Direction: Tally the lines holding "подписчиков" and state only that figure.

Records shown:
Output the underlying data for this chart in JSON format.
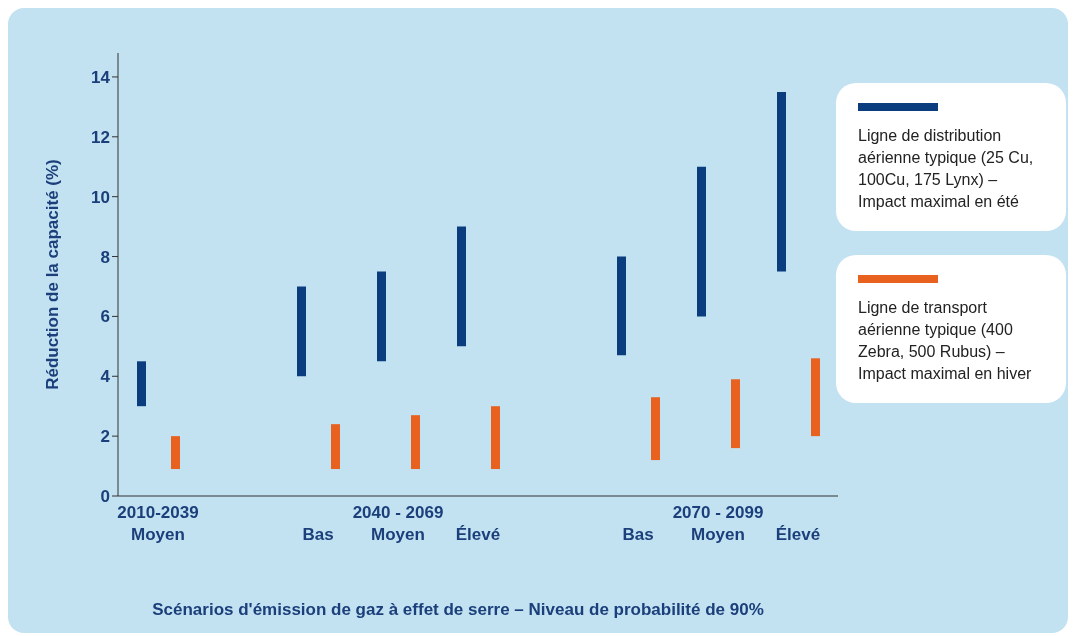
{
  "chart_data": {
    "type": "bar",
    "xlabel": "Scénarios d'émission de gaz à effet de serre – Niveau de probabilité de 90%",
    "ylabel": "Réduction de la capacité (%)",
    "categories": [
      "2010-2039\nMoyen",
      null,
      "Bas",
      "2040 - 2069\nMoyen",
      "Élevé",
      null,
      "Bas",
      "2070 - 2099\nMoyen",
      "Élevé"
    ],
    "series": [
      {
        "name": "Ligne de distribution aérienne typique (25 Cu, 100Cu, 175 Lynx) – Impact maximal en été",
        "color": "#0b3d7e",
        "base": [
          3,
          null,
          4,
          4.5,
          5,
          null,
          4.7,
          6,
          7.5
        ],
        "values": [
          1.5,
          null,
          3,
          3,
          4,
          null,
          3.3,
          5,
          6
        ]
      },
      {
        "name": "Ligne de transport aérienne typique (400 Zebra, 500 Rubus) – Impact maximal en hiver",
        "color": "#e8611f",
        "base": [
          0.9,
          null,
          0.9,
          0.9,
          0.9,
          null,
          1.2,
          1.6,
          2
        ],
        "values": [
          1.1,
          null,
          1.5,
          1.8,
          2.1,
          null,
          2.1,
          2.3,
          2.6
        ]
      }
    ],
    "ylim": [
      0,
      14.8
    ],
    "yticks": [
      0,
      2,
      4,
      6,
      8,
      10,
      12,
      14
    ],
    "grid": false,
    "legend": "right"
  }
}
--
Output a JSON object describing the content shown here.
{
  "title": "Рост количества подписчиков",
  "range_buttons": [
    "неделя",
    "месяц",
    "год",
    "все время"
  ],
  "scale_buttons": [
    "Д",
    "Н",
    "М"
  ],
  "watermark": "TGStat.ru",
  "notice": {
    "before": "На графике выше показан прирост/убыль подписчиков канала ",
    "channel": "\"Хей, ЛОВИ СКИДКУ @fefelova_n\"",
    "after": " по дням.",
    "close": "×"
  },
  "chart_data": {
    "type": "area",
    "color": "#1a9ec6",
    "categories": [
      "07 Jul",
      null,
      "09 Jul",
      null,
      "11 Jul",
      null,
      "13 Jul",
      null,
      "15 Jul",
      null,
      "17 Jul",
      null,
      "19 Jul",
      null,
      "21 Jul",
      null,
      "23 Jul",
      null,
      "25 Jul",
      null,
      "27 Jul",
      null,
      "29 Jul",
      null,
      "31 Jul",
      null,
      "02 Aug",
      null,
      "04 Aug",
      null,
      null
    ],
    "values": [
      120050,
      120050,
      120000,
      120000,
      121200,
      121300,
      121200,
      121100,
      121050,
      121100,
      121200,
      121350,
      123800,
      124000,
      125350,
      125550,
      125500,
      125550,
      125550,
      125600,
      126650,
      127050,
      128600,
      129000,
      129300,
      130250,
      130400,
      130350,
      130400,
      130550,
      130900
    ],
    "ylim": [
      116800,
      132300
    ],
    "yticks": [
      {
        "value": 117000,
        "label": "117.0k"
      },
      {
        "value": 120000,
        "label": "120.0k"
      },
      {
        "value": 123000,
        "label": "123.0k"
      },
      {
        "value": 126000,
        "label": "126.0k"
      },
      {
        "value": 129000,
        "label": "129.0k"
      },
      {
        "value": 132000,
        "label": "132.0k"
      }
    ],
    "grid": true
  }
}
...
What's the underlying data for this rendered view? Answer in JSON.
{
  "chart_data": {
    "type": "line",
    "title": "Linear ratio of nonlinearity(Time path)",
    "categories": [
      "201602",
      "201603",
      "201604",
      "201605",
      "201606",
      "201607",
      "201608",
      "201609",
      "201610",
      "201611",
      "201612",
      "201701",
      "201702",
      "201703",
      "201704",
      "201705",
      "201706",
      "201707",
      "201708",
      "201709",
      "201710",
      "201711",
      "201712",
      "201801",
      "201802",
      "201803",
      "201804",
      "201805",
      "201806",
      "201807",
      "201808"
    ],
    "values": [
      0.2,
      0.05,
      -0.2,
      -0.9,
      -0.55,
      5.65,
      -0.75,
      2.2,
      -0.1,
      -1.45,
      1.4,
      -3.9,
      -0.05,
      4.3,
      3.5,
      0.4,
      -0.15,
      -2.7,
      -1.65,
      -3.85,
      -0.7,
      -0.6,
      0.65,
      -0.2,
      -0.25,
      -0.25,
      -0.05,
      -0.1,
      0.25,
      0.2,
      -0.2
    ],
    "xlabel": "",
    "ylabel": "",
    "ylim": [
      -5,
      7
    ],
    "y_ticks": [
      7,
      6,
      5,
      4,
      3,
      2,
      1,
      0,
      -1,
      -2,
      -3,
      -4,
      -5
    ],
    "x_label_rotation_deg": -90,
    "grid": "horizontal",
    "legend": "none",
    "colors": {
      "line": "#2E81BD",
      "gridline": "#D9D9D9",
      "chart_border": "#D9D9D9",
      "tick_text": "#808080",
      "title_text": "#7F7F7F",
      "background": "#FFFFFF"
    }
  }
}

The solution: 2